(Data records)
-- Start --

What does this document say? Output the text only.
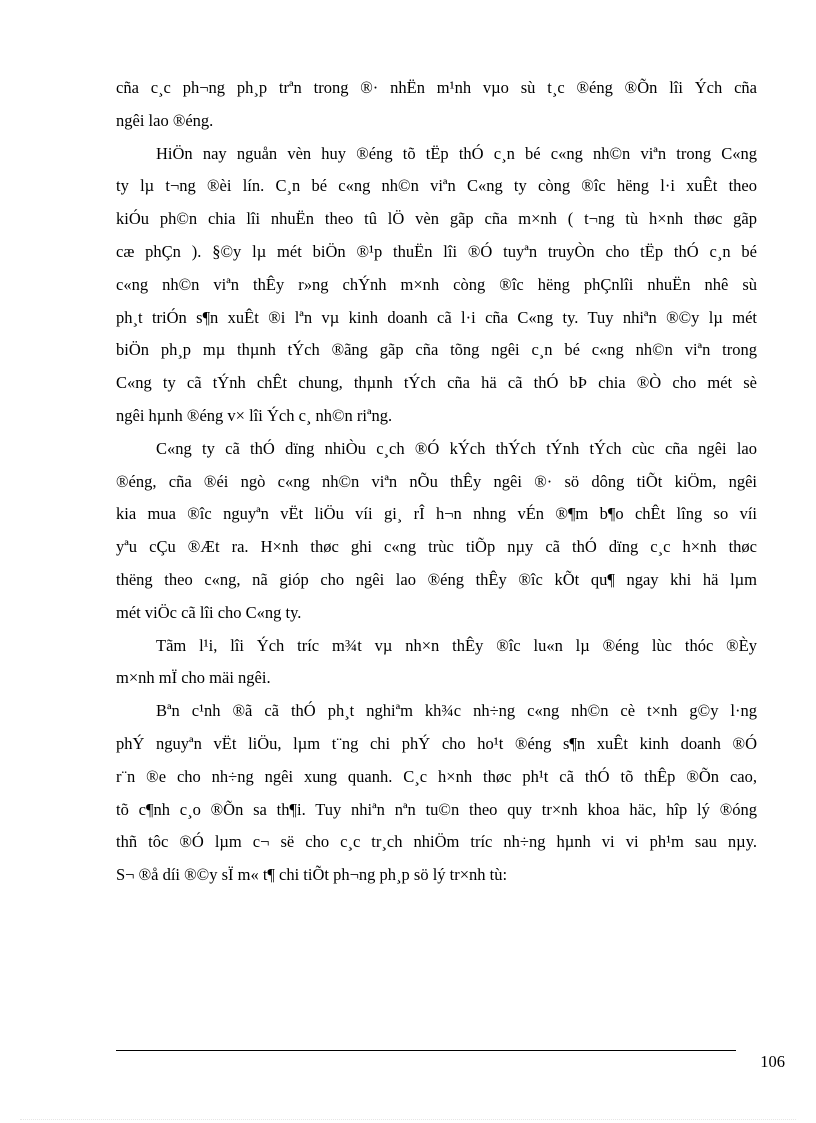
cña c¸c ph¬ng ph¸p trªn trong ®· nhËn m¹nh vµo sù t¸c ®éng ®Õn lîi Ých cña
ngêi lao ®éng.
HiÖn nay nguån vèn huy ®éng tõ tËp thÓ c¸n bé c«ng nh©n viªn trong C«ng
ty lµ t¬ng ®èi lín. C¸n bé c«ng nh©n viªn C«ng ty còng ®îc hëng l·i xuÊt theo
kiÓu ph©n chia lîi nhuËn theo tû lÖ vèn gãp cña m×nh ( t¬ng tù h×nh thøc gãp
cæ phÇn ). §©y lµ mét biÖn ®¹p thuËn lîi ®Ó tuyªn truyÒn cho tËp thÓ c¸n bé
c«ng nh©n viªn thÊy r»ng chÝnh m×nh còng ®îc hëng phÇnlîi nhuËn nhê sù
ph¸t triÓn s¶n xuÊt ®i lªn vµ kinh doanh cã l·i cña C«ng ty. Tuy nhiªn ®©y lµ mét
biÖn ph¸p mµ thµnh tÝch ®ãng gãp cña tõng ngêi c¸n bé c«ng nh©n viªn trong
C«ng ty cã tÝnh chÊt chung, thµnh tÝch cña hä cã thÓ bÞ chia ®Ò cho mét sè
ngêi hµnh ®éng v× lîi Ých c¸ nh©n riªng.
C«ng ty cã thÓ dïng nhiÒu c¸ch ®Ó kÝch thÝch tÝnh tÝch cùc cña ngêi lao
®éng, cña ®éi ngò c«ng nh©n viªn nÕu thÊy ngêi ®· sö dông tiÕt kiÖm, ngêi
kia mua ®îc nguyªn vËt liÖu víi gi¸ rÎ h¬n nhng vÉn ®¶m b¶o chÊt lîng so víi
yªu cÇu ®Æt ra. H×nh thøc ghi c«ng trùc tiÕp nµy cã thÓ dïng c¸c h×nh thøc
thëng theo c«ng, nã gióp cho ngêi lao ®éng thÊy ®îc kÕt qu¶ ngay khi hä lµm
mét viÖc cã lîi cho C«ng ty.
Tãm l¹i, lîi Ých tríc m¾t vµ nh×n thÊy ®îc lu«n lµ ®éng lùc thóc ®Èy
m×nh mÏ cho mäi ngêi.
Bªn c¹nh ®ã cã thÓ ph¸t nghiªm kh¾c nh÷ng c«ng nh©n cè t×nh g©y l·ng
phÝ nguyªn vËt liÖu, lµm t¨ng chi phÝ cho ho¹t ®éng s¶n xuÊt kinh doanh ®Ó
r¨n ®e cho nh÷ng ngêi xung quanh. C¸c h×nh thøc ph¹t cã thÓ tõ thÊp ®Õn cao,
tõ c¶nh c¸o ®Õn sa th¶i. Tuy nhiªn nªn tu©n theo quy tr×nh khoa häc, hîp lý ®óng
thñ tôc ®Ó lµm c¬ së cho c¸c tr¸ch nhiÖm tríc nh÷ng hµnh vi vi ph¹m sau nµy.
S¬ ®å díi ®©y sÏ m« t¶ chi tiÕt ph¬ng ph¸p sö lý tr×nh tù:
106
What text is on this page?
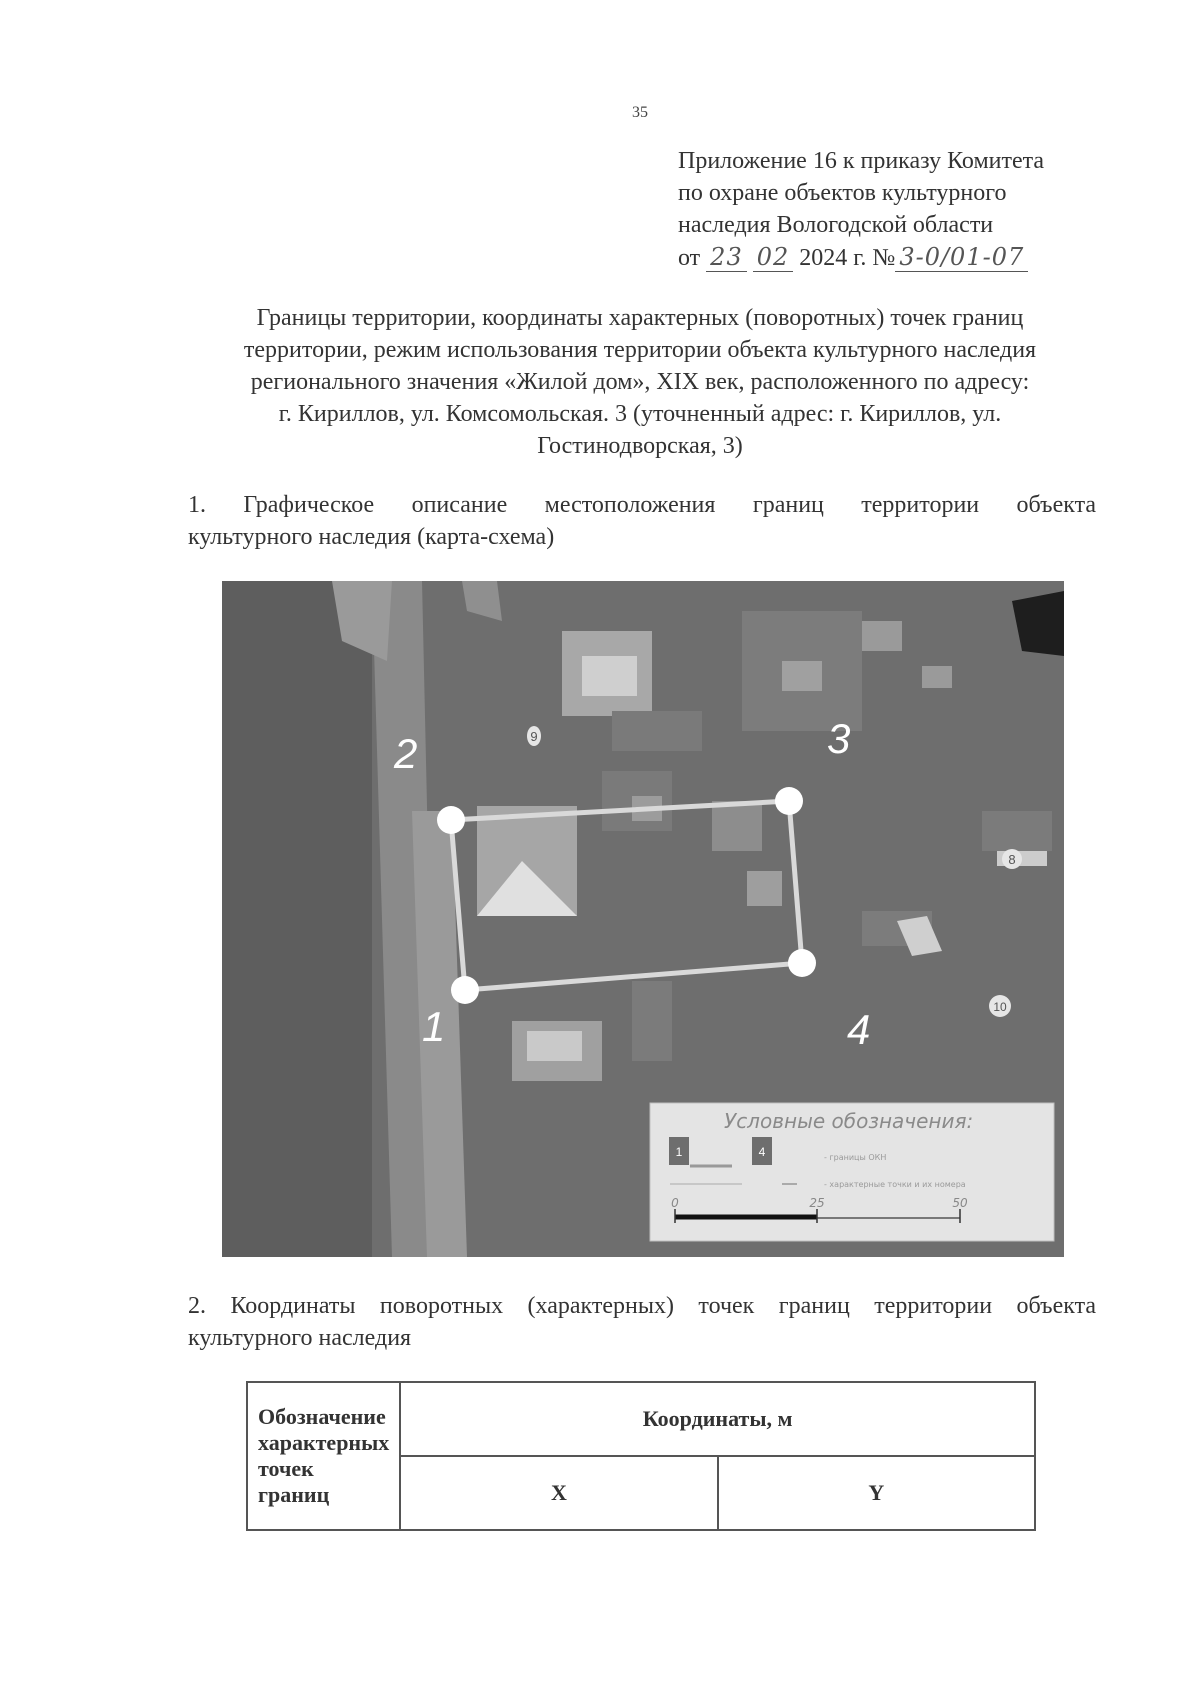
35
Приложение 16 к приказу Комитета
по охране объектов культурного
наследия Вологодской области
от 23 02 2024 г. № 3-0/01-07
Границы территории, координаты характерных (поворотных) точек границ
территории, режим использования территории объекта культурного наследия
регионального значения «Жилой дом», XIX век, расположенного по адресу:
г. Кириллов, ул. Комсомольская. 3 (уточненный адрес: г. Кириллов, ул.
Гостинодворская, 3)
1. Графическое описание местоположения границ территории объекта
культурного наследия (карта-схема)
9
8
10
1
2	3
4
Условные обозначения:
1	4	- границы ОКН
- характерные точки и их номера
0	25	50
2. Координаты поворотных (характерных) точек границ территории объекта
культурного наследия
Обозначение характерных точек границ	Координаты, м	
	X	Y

-- End --

# What is being asked:
Write the full listing out again with every line unchanged, but include no pictures.

# Answer for this exercise:
What does this document say? Output the text only.
cña c¸c ph¬ng ph¸p trªn trong ®· nhËn m¹nh vµo sù t¸c ®éng ®Õn lîi Ých cña
ngêi lao ®éng.
HiÖn nay nguån vèn huy ®éng tõ tËp thÓ c¸n bé c«ng nh©n viªn trong C«ng
ty lµ t¬ng ®èi lín. C¸n bé c«ng nh©n viªn C«ng ty còng ®îc hëng l·i xuÊt theo
kiÓu ph©n chia lîi nhuËn theo tû lÖ vèn gãp cña m×nh ( t¬ng tù h×nh thøc gãp
cæ phÇn ). §©y lµ mét biÖn ®¹p thuËn lîi ®Ó tuyªn truyÒn cho tËp thÓ c¸n bé
c«ng nh©n viªn thÊy r»ng chÝnh m×nh còng ®îc hëng phÇnlîi nhuËn nhê sù
ph¸t triÓn s¶n xuÊt ®i lªn vµ kinh doanh cã l·i cña C«ng ty. Tuy nhiªn ®©y lµ mét
biÖn ph¸p mµ thµnh tÝch ®ãng gãp cña tõng ngêi c¸n bé c«ng nh©n viªn trong
C«ng ty cã tÝnh chÊt chung, thµnh tÝch cña hä cã thÓ bÞ chia ®Ò cho mét sè
ngêi hµnh ®éng v× lîi Ých c¸ nh©n riªng.
C«ng ty cã thÓ dïng nhiÒu c¸ch ®Ó kÝch thÝch tÝnh tÝch cùc cña ngêi lao
®éng, cña ®éi ngò c«ng nh©n viªn nÕu thÊy ngêi ®· sö dông tiÕt kiÖm, ngêi
kia mua ®îc nguyªn vËt liÖu víi gi¸ rÎ h¬n nhng vÉn ®¶m b¶o chÊt lîng so víi
yªu cÇu ®Æt ra. H×nh thøc ghi c«ng trùc tiÕp nµy cã thÓ dïng c¸c h×nh thøc
thëng theo c«ng, nã gióp cho ngêi lao ®éng thÊy ®îc kÕt qu¶ ngay khi hä lµm
mét viÖc cã lîi cho C«ng ty.
Tãm l¹i, lîi Ých tríc m¾t vµ nh×n thÊy ®îc lu«n lµ ®éng lùc thóc ®Èy
m×nh mÏ cho mäi ngêi.
Bªn c¹nh ®ã cã thÓ ph¸t nghiªm kh¾c nh÷ng c«ng nh©n cè t×nh g©y l·ng
phÝ nguyªn vËt liÖu, lµm t¨ng chi phÝ cho ho¹t ®éng s¶n xuÊt kinh doanh ®Ó
r¨n ®e cho nh÷ng ngêi xung quanh. C¸c h×nh thøc ph¹t cã thÓ tõ thÊp ®Õn cao,
tõ c¶nh c¸o ®Õn sa th¶i. Tuy nhiªn nªn tu©n theo quy tr×nh khoa häc, hîp lý ®óng
thñ tôc ®Ó lµm c¬ së cho c¸c tr¸ch nhiÖm tríc nh÷ng hµnh vi vi ph¹m sau nµy.
S¬ ®å díi ®©y sÏ m« t¶ chi tiÕt ph¬ng ph¸p sö lý tr×nh tù:
106
What text is on this page?
35
Приложение 16 к приказу Комитета
по охране объектов культурного
наследия Вологодской области
от 23 02 2024 г. № 3-0/01-07
Границы территории, координаты характерных (поворотных) точек границ
территории, режим использования территории объекта культурного наследия
регионального значения «Жилой дом», XIX век, расположенного по адресу:
г. Кириллов, ул. Комсомольская. 3 (уточненный адрес: г. Кириллов, ул.
Гостинодворская, 3)
1. Графическое описание местоположения границ территории объекта
культурного наследия (карта-схема)
9
8
10
1
2	3
4
Условные обозначения:
1	4	- границы ОКН
- характерные точки и их номера
0	25	50
2. Координаты поворотных (характерных) точек границ территории объекта
культурного наследия
Обозначение характерных точек границ	Координаты, м	
	X	Y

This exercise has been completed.